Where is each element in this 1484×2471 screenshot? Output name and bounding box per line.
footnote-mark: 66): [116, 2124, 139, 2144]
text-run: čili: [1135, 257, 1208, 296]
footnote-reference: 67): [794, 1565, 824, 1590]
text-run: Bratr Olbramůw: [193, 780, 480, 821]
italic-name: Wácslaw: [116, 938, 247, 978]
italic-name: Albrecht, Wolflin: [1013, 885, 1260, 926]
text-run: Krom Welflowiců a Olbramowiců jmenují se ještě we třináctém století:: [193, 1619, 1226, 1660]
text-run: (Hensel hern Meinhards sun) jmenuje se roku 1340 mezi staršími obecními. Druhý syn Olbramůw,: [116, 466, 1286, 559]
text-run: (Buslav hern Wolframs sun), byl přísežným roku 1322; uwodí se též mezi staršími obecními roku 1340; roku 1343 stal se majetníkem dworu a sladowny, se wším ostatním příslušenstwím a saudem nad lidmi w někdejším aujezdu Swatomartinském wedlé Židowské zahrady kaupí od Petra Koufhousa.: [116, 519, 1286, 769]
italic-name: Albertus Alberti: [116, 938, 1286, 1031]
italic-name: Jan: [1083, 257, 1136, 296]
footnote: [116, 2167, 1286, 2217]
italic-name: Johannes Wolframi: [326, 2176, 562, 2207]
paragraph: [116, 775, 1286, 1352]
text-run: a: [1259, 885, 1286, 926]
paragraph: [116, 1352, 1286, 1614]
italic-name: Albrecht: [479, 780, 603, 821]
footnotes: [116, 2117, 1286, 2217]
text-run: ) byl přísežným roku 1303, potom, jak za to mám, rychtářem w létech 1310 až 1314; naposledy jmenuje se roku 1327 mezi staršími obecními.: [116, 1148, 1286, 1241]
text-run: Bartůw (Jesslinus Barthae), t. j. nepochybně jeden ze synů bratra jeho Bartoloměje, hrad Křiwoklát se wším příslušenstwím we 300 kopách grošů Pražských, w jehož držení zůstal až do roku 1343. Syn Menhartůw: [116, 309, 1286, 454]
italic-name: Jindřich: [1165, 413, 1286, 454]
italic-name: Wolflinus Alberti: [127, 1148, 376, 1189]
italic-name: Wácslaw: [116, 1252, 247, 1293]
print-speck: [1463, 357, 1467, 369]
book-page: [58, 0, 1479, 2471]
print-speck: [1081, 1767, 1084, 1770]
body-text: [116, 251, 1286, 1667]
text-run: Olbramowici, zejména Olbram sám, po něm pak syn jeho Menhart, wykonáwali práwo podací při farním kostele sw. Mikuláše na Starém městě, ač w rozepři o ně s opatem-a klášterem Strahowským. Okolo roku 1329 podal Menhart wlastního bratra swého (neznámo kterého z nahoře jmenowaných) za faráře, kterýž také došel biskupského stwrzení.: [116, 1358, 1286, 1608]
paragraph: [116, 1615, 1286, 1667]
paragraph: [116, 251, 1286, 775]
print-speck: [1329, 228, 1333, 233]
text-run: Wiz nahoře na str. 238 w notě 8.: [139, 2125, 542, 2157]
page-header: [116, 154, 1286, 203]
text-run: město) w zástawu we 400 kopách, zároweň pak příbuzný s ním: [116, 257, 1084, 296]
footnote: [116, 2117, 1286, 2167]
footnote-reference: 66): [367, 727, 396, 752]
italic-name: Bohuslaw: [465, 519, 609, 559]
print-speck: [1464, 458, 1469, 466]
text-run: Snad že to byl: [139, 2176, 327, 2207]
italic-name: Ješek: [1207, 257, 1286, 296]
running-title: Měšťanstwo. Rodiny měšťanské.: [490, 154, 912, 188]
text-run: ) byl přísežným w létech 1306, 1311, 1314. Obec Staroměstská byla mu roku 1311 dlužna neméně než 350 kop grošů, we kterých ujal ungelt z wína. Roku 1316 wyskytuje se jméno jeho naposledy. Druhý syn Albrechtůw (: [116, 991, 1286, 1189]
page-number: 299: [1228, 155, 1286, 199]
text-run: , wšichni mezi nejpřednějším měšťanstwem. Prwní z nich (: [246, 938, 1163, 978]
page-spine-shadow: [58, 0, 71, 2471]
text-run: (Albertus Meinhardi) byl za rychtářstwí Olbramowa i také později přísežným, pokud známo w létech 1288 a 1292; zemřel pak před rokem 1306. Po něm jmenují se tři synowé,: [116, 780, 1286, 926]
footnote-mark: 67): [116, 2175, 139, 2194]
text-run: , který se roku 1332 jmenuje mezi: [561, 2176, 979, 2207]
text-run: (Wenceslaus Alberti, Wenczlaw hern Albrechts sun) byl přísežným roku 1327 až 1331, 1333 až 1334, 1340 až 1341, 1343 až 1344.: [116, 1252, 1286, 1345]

### [What to produce]
Reproduce the records above, substituting "ink-speck" for each occurrence of "print-speck" and leaving all other text unchanged.

### [Written solution]
Where is each element in this 1484×2471 screenshot? Output name and bounding box per line.
footnote-mark: 66): [116, 2124, 139, 2144]
text-run: čili: [1135, 257, 1208, 296]
footnote-reference: 67): [794, 1565, 824, 1590]
text-run: Bratr Olbramůw: [193, 780, 480, 821]
italic-name: Wácslaw: [116, 938, 247, 978]
italic-name: Albrecht, Wolflin: [1013, 885, 1260, 926]
text-run: Krom Welflowiců a Olbramowiců jmenují se ještě we třináctém století:: [193, 1619, 1226, 1660]
text-run: (Hensel hern Meinhards sun) jmenuje se roku 1340 mezi staršími obecními. Druhý syn Olbramůw,: [116, 466, 1286, 559]
text-run: (Buslav hern Wolframs sun), byl přísežným roku 1322; uwodí se též mezi staršími obecními roku 1340; roku 1343 stal se majetníkem dworu a sladowny, se wším ostatním příslušenstwím a saudem nad lidmi w někdejším aujezdu Swatomartinském wedlé Židowské zahrady kaupí od Petra Koufhousa.: [116, 519, 1286, 769]
italic-name: Albertus Alberti: [116, 938, 1286, 1031]
italic-name: Jan: [1083, 257, 1136, 296]
footnote: [116, 2167, 1286, 2217]
italic-name: Johannes Wolframi: [326, 2176, 562, 2207]
paragraph: [116, 775, 1286, 1352]
text-run: a: [1259, 885, 1286, 926]
paragraph: [116, 1352, 1286, 1614]
italic-name: Albrecht: [479, 780, 603, 821]
footnotes: [116, 2117, 1286, 2217]
text-run: ) byl přísežným roku 1303, potom, jak za to mám, rychtářem w létech 1310 až 1314; naposledy jmenuje se roku 1327 mezi staršími obecními.: [116, 1148, 1286, 1241]
text-run: Bartůw (Jesslinus Barthae), t. j. nepochybně jeden ze synů bratra jeho Bartoloměje, hrad Křiwoklát se wším příslušenstwím we 300 kopách grošů Pražských, w jehož držení zůstal až do roku 1343. Syn Menhartůw: [116, 309, 1286, 454]
italic-name: Jindřich: [1165, 413, 1286, 454]
italic-name: Wolflinus Alberti: [127, 1148, 376, 1189]
italic-name: Wácslaw: [116, 1252, 247, 1293]
ink-speck: [1463, 357, 1467, 369]
book-page: [58, 0, 1479, 2471]
ink-speck: [1081, 1767, 1084, 1770]
body-text: [116, 251, 1286, 1667]
text-run: Olbramowici, zejména Olbram sám, po něm pak syn jeho Menhart, wykonáwali práwo podací při farním kostele sw. Mikuláše na Starém městě, ač w rozepři o ně s opatem-a klášterem Strahowským. Okolo roku 1329 podal Menhart wlastního bratra swého (neznámo kterého z nahoře jmenowaných) za faráře, kterýž také došel biskupského stwrzení.: [116, 1358, 1286, 1608]
paragraph: [116, 1615, 1286, 1667]
paragraph: [116, 251, 1286, 775]
ink-speck: [1329, 228, 1333, 233]
text-run: Wiz nahoře na str. 238 w notě 8.: [139, 2125, 542, 2157]
page-header: [116, 154, 1286, 203]
text-run: město) w zástawu we 400 kopách, zároweň pak příbuzný s ním: [116, 257, 1084, 296]
footnote: [116, 2117, 1286, 2167]
footnote-reference: 66): [367, 727, 396, 752]
italic-name: Bohuslaw: [465, 519, 609, 559]
ink-speck: [1464, 458, 1469, 466]
text-run: Snad že to byl: [139, 2176, 327, 2207]
italic-name: Ješek: [1207, 257, 1286, 296]
running-title: Měšťanstwo. Rodiny měšťanské.: [490, 154, 912, 188]
text-run: ) byl přísežným w létech 1306, 1311, 1314. Obec Staroměstská byla mu roku 1311 dlužna neméně než 350 kop grošů, we kterých ujal ungelt z wína. Roku 1316 wyskytuje se jméno jeho naposledy. Druhý syn Albrechtůw (: [116, 991, 1286, 1189]
page-number: 299: [1228, 155, 1286, 199]
text-run: , wšichni mezi nejpřednějším měšťanstwem. Prwní z nich (: [246, 938, 1163, 978]
page-spine-shadow: [58, 0, 71, 2471]
text-run: (Albertus Meinhardi) byl za rychtářstwí Olbramowa i také později přísežným, pokud známo w létech 1288 a 1292; zemřel pak před rokem 1306. Po něm jmenují se tři synowé,: [116, 780, 1286, 926]
footnote-mark: 67): [116, 2175, 139, 2194]
text-run: , který se roku 1332 jmenuje mezi: [561, 2176, 979, 2207]
text-run: (Wenceslaus Alberti, Wenczlaw hern Albrechts sun) byl přísežným roku 1327 až 1331, 1333 až 1334, 1340 až 1341, 1343 až 1344.: [116, 1252, 1286, 1345]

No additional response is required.